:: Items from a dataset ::

▬▬▬

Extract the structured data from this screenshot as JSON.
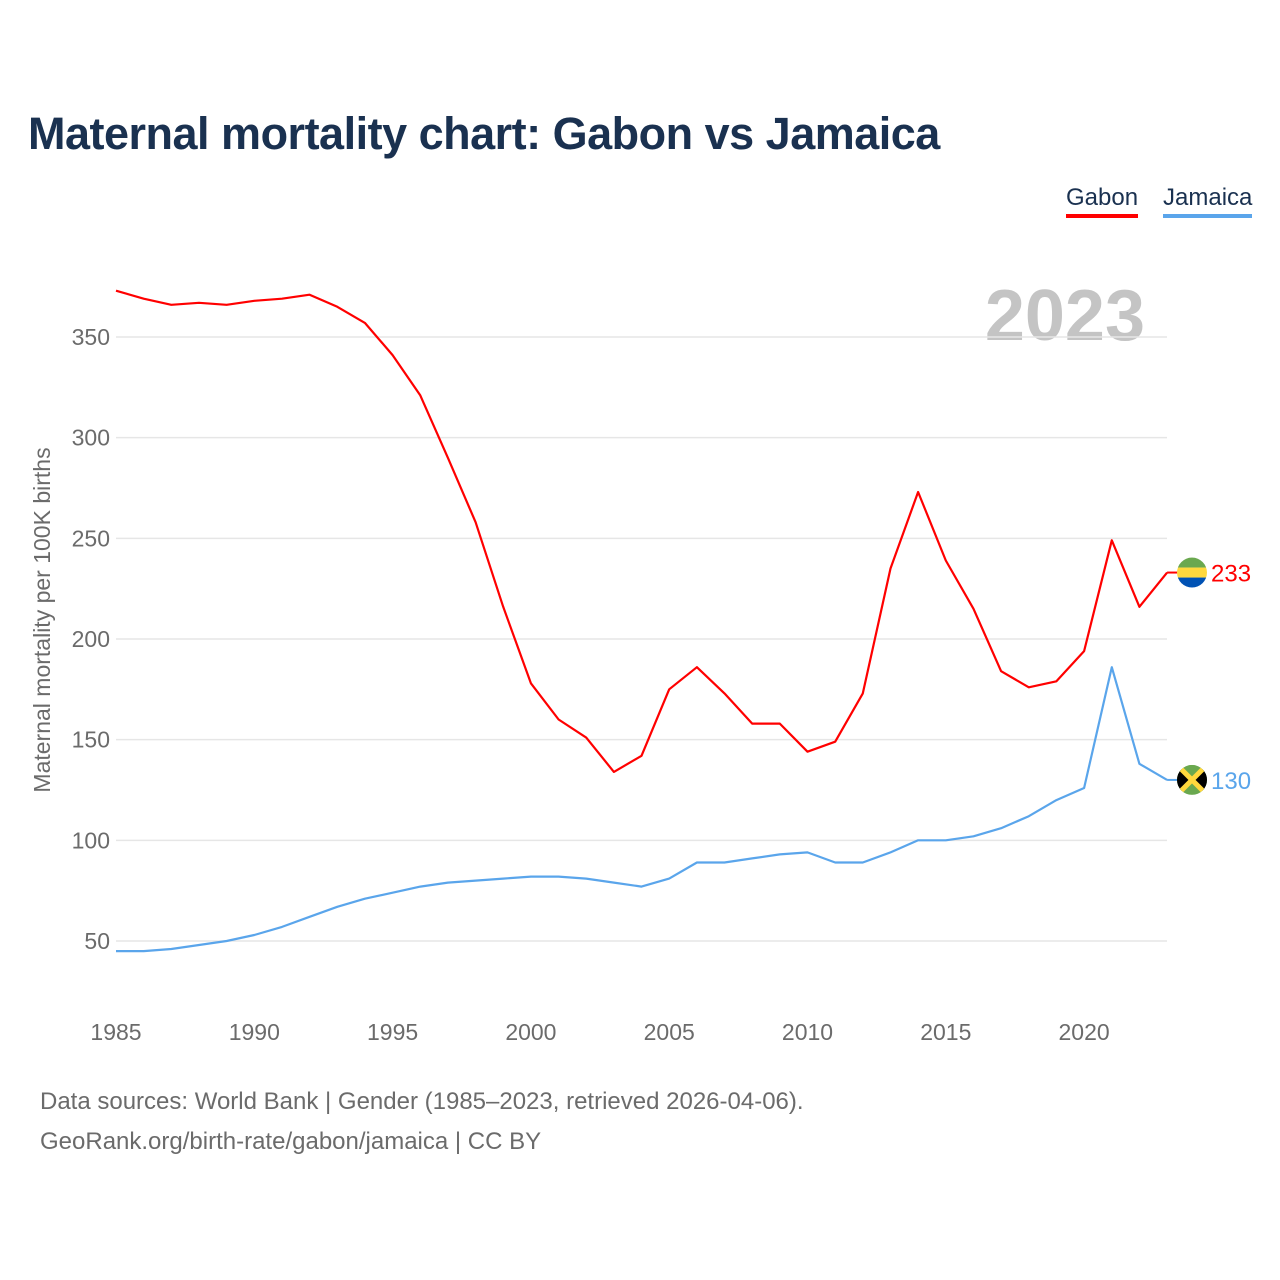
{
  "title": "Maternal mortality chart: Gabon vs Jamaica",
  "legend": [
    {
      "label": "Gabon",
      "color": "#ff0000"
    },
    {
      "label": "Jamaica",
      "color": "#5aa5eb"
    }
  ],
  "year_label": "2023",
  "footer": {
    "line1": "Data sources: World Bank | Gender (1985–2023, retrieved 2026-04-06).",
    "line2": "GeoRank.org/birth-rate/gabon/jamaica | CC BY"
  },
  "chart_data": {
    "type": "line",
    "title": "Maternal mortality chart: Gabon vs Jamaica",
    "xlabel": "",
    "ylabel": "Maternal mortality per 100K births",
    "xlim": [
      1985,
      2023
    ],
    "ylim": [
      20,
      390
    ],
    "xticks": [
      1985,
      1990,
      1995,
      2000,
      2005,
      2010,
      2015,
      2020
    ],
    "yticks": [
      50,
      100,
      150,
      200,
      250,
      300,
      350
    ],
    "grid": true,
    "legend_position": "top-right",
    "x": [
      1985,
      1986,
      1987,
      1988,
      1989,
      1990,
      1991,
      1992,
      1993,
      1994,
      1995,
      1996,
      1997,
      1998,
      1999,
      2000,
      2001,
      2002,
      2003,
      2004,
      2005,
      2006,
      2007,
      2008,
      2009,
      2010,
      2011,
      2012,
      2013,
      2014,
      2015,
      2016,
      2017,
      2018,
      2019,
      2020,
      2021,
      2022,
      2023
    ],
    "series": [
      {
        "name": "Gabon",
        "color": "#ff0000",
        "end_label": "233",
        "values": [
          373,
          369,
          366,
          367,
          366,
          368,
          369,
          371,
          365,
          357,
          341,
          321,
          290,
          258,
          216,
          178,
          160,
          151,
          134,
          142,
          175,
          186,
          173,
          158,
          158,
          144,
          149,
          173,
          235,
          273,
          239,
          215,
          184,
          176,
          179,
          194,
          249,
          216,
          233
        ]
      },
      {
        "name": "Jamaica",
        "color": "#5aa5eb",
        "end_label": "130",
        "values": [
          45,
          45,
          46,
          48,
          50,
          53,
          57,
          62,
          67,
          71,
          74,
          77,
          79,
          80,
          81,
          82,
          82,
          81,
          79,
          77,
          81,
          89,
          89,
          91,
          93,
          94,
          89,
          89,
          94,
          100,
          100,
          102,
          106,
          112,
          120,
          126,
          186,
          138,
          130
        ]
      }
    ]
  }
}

▬▬▬

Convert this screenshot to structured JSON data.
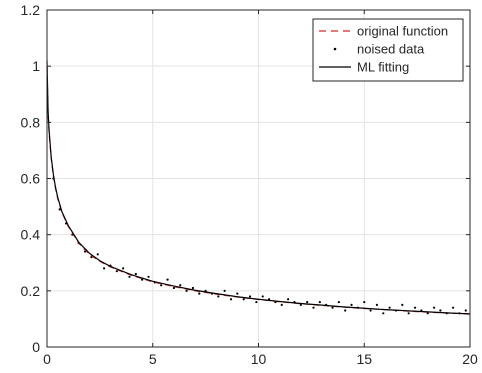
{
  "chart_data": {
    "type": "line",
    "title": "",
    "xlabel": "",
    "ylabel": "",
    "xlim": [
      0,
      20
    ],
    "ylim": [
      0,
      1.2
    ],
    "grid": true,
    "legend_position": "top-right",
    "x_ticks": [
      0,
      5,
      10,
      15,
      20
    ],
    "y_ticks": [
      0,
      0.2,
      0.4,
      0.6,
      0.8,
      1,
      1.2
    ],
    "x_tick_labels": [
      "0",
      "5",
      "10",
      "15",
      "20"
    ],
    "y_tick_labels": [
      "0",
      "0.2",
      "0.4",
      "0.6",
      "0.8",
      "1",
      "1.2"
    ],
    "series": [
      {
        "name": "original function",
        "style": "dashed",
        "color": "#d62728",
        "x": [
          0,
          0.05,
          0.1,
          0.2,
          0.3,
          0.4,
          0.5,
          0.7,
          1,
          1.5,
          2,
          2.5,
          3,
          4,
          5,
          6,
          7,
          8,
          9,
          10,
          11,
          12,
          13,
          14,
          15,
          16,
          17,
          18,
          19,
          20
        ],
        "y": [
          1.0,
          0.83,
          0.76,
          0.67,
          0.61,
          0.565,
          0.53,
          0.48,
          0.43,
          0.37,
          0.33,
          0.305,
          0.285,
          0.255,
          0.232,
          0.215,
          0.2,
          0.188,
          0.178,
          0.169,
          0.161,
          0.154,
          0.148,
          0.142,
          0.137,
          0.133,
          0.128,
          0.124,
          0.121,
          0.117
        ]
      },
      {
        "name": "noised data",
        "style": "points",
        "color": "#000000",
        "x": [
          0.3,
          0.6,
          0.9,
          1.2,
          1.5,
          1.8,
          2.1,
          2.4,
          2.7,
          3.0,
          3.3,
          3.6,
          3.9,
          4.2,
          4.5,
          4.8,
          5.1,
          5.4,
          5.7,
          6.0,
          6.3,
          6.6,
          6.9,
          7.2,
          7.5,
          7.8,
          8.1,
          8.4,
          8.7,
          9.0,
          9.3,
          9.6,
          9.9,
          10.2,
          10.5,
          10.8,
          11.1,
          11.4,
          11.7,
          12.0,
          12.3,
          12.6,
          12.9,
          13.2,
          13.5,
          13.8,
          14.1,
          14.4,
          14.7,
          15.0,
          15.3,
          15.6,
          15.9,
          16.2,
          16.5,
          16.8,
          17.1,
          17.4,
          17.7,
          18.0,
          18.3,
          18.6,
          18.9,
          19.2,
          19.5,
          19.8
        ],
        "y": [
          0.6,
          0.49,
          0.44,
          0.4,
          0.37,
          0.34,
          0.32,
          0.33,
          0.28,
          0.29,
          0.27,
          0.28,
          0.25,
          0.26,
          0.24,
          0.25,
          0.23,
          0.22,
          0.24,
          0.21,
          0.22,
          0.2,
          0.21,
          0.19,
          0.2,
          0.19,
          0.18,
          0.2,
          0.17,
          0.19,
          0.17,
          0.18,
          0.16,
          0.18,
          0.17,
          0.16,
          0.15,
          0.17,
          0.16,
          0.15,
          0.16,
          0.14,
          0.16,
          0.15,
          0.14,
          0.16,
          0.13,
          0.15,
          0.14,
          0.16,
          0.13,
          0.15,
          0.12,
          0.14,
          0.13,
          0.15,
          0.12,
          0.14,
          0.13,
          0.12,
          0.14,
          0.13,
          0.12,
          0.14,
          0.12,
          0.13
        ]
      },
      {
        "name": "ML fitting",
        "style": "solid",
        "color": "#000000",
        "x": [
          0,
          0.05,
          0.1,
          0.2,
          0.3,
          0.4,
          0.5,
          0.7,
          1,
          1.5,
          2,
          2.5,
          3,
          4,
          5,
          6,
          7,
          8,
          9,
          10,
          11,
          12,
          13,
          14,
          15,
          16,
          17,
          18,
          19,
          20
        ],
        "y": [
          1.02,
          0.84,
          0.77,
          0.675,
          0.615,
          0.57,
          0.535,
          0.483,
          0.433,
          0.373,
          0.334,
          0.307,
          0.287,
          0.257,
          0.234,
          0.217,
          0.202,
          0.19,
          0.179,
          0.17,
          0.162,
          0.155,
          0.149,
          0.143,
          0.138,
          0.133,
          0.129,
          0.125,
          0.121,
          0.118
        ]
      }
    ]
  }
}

▬▬▬

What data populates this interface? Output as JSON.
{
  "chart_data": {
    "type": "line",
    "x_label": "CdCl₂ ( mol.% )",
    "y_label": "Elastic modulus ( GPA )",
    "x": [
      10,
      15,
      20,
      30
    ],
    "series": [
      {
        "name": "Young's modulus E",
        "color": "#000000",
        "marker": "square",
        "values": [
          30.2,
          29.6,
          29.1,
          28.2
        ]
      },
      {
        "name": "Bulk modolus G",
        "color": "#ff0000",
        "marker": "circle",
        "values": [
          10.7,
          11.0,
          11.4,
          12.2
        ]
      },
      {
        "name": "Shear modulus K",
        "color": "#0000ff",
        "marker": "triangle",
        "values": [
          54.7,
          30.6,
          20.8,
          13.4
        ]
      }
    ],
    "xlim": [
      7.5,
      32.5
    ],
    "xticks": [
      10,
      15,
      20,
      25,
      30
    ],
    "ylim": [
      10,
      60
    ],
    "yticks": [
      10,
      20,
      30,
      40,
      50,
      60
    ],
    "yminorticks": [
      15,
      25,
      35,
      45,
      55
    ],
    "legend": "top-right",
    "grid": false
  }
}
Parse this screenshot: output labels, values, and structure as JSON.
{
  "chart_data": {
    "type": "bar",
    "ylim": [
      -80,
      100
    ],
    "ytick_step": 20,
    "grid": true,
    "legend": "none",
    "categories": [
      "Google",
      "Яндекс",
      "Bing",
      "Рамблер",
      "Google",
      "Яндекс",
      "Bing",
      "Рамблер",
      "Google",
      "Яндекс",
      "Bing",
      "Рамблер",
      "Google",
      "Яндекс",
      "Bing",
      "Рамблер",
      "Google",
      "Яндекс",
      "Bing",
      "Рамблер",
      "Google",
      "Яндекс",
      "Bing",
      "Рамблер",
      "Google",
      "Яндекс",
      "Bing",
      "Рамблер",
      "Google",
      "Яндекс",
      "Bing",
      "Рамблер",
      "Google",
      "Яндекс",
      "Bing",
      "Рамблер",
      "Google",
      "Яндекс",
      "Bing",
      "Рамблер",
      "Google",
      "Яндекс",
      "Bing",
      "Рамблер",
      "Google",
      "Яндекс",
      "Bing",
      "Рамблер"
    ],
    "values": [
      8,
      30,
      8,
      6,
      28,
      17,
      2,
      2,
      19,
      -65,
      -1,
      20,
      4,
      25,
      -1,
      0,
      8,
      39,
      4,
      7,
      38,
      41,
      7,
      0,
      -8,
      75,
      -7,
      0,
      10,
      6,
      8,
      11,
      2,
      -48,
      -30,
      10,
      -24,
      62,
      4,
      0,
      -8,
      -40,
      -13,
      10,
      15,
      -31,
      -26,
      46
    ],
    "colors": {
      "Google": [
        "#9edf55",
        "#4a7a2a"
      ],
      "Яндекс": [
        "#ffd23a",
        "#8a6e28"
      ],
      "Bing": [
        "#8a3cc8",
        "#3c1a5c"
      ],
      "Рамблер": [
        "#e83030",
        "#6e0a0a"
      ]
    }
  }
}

▬▬▬

Each line with the string "mortality" in it needs to be found and copied.

:: RESULT ::
  "title": "Maternal mortality chart: Gabon vs Jamaica",
    "title": "Maternal mortality chart: Gabon vs Jamaica",
    "ylabel": "Maternal mortality per 100K births",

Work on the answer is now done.